She watched me teary eyed, as I confidently prattled on about how I was going to use my time at JNU to work toward a civil service career. My parents dropped me off at Godavari Hostel, which was to be my home for the next three years. My stoic father showed no emotion, as always. Fighting her tears though, my mother had said, “No matter what happens to you, I am here for you.”

Looking back, I believe that sentence is the sum of our relationship. Although only now have I been able to appreciate the message inherent in those words. You see, on top of all her other concerns was her fear for my safety. She was not denying the dangers of the world for a young woman, but instead of using them to “hide within her heart”, or within the en-caging safety of home/traditions/culture/customs, she was sending me out to battle with them. It was not a free pass though as I was still expected to do the work, but it was an acknowledgment that there will always be situations and outcomes that are beyond my control for which she will not blame me. Most importantly, she was offering me the ultimate anchor, a home to return to, unconditionally, no matter what happened. Until her untimely demise, and even after an incredibly supporting partner came into my life, she remained that ever-welcoming, non-judgemental, deeply loving home for me.

In a world where women of all ages, classes, and castes are never immune from physical, sexual, emotional, political and other forms of violence, my mother had learnt to guide me from a place of courage and conviction, not fear. I believe it made all the difference to our relationship.

Contending with Storms

The civil service exams did not pan out, but I did finish my MPhil and enrolled in the doctoral program (perhaps in this case, mother did know best J!). Through those tough years of toiling, learning, dejection, and hardships, my mother’s unwavering support felt like a beacon as well as the shackle that kept me on the straight and narrow, mostly.

Three years later, I was married and moved to South Africa. In the ensuing decade, I finished my PhD, started my academic career in South Africa, and then moved to Canada. During the same time, my mother turned into the fulltime caregiver of my father, was diagnosed with metastasizing late-stage colon cancer, and retired from Rajasthan University.

· · ·

> **PARTS OF THE EXERCISE**
- 1) List the three things the excerpt about the writer's mother says happened to the mother during the decade after the writer moved to South Africa.
- 2) In the excerpt about the writer's mother, at which hostel did the parents drop the writer off?
- 3) Please continue the excerpt about the writer's mother, beginning after its last sentence.

> **ENTRIES SUPPLIED**

· · ·

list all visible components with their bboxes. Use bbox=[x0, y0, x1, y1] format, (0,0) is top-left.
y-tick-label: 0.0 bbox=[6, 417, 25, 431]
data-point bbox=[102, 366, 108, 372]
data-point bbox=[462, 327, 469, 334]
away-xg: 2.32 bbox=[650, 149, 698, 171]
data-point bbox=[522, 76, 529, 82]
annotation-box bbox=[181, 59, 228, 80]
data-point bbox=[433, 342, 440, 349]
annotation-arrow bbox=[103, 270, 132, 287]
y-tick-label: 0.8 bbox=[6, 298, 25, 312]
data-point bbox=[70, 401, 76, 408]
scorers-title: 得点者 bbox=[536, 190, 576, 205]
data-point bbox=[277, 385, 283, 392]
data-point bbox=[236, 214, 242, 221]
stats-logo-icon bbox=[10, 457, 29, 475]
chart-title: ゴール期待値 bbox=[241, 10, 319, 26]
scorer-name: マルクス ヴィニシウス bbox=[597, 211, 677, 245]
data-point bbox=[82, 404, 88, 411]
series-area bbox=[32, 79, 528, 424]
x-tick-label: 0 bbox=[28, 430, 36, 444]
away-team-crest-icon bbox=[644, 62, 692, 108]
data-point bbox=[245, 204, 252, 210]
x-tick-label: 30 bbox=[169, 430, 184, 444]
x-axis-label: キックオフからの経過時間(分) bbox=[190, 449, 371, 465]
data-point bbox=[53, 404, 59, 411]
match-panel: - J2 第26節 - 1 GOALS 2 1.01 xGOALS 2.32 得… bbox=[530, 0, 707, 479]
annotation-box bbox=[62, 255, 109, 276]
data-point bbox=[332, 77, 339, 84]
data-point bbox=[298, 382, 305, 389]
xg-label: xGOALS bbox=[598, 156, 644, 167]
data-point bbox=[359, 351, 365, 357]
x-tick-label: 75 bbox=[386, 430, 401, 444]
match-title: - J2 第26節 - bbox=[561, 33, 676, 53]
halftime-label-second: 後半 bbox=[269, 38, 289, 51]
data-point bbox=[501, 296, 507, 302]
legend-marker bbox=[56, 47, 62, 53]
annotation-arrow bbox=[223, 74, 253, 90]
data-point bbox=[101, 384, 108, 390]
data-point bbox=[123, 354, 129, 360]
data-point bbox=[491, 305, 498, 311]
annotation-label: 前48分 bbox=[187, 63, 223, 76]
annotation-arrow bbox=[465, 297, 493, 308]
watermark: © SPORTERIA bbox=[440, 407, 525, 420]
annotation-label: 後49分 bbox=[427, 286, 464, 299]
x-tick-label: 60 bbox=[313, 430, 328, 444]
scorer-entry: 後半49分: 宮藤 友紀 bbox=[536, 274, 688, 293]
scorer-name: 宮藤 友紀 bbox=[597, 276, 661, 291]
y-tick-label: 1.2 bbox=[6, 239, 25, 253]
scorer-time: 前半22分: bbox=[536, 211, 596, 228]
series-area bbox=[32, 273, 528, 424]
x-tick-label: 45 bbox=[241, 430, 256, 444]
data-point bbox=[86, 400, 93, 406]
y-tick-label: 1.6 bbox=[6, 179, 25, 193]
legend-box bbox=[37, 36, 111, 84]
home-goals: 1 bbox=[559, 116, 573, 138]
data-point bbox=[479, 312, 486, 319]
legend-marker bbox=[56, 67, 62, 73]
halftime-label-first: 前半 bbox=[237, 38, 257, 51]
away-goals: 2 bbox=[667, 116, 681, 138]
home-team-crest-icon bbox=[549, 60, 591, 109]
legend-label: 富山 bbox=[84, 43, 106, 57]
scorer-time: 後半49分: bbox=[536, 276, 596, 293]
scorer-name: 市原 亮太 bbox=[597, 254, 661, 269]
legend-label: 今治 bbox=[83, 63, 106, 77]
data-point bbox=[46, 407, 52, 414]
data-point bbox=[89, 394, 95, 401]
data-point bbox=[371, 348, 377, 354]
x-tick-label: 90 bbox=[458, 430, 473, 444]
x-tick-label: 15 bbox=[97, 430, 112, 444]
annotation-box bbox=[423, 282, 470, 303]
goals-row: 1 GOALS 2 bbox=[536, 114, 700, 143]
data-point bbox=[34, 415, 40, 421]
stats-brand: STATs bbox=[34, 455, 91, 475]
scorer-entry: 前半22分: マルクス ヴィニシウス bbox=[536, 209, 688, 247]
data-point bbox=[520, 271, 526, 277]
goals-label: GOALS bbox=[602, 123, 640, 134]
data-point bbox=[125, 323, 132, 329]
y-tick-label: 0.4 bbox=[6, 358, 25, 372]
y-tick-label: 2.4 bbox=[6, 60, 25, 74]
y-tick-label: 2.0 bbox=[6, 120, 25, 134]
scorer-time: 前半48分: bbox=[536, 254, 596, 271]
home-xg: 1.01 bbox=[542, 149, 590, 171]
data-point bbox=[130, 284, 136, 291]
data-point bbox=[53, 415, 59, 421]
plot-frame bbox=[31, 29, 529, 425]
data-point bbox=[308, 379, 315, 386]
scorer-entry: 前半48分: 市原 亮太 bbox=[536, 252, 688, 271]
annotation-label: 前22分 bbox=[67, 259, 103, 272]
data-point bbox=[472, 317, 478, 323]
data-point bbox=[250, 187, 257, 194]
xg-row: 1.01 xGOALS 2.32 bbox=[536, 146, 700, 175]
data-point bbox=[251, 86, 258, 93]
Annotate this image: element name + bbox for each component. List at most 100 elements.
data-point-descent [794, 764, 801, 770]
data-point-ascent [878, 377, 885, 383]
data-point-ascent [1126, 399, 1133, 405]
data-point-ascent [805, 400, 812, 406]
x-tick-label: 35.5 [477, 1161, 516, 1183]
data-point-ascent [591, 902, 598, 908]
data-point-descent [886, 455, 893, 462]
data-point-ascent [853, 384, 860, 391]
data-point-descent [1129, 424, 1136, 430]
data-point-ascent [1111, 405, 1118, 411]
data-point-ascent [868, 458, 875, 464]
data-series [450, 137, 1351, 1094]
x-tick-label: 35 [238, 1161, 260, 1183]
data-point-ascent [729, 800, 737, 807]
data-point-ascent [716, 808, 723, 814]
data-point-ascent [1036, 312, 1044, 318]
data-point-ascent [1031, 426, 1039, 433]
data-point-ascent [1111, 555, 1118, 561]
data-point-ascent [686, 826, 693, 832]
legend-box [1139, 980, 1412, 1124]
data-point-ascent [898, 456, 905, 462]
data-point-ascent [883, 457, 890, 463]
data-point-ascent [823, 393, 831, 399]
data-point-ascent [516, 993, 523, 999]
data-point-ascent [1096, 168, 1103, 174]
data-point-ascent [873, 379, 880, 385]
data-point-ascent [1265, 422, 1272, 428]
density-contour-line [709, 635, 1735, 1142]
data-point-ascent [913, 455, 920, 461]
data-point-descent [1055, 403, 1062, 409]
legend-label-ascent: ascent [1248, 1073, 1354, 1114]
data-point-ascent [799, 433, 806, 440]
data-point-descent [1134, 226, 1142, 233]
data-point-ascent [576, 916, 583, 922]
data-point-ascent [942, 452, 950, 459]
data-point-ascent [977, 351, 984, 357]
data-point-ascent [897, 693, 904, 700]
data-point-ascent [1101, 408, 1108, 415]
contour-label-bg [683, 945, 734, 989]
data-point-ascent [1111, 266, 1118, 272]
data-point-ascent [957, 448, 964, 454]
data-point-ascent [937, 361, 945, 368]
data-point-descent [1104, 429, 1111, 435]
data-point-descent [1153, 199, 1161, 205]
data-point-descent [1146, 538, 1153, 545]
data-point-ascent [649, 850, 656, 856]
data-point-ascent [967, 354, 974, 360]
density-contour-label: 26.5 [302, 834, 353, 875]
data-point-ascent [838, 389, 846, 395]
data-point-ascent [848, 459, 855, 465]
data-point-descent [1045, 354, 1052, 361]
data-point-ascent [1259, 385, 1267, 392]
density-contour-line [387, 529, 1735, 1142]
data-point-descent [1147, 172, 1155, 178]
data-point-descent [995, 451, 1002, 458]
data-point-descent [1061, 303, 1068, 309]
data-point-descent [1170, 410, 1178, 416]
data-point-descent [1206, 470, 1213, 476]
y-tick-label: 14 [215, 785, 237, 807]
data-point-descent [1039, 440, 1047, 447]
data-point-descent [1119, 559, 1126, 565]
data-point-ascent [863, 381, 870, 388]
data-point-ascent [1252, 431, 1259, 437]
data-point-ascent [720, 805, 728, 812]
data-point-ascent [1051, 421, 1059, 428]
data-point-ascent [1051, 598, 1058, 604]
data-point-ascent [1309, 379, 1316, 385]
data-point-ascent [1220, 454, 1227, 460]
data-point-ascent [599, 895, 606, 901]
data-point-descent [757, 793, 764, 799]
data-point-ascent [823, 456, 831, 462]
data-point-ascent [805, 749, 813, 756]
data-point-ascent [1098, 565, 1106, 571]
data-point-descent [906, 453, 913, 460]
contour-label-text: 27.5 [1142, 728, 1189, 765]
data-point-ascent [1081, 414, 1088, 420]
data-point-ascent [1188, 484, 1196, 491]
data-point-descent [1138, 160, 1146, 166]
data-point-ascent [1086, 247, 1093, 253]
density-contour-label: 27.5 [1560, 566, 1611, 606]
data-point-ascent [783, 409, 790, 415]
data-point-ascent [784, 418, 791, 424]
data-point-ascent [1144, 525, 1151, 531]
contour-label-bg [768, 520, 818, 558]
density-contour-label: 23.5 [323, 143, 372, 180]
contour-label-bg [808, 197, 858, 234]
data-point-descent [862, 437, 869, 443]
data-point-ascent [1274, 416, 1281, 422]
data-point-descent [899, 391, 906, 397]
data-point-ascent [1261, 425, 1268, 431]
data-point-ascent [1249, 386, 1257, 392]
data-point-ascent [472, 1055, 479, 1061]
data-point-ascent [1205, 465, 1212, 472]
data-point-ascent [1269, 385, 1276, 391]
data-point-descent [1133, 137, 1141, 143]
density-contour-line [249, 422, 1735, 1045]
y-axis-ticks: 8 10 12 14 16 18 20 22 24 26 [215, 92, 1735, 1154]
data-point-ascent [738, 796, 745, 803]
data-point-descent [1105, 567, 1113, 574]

· · ·

> **RESPONSES BY TASK**
- 1) She became the fulltime caregiver of the writer's father, was diagnosed with metastasizing late-stage colon cancer, and retired from Rajasthan University.

- 2) Godavari Hostel.

- 3)
After my father’s demise in 2005, while contending with chemo, radiation therapies, and multiple surgeries, my mother rediscovered her art supplies, recorded two CDs of her compositions despite  limited lung capacity, published seven out of the nine books that she wrote in the stolen moments of her dutiful life, all while volunteering for multiple social justice causes. Imagine her creative productivity if she had more time for herself, and not just in the last five years of her life!

Of all the things my mother (and father) did to help me find my words and passions, I am most grateful for their unwavering alliance. It came with a condition of reciprocity though, as long as I put in my best effort, I could count on their support, regardless of the outcome. I think I learnt from them about rights/responsibilities and social contract as much as I did from political thinkers. It also raised my expectations from all relationships – with my partner, family, friends, colleagues, community, or with myself. 

A decade since her demise, my bond with my mother continues to feel palpable. The strength I derived from her alliance has given me the courage to walk away from toxic relationships, to nurture loving relationships, to believe that I deserve respect, to trust the love of those around me, and to make life choices based on my conviction and not social pressure. Nowadays, my recurring fantasy is to one day join the ranks of dangerous women, like my mothers and grandmother, who use their unique positionality to make space for those who are silenced and erased.

May we all find nurturing allies and may we be one, not only for those whose dreams are disregarded, but also for those who do not yet know that they may dream.

Meenal (December 4, 2020)

Last holiday with the two mothers, Cochin, Dec. 2009.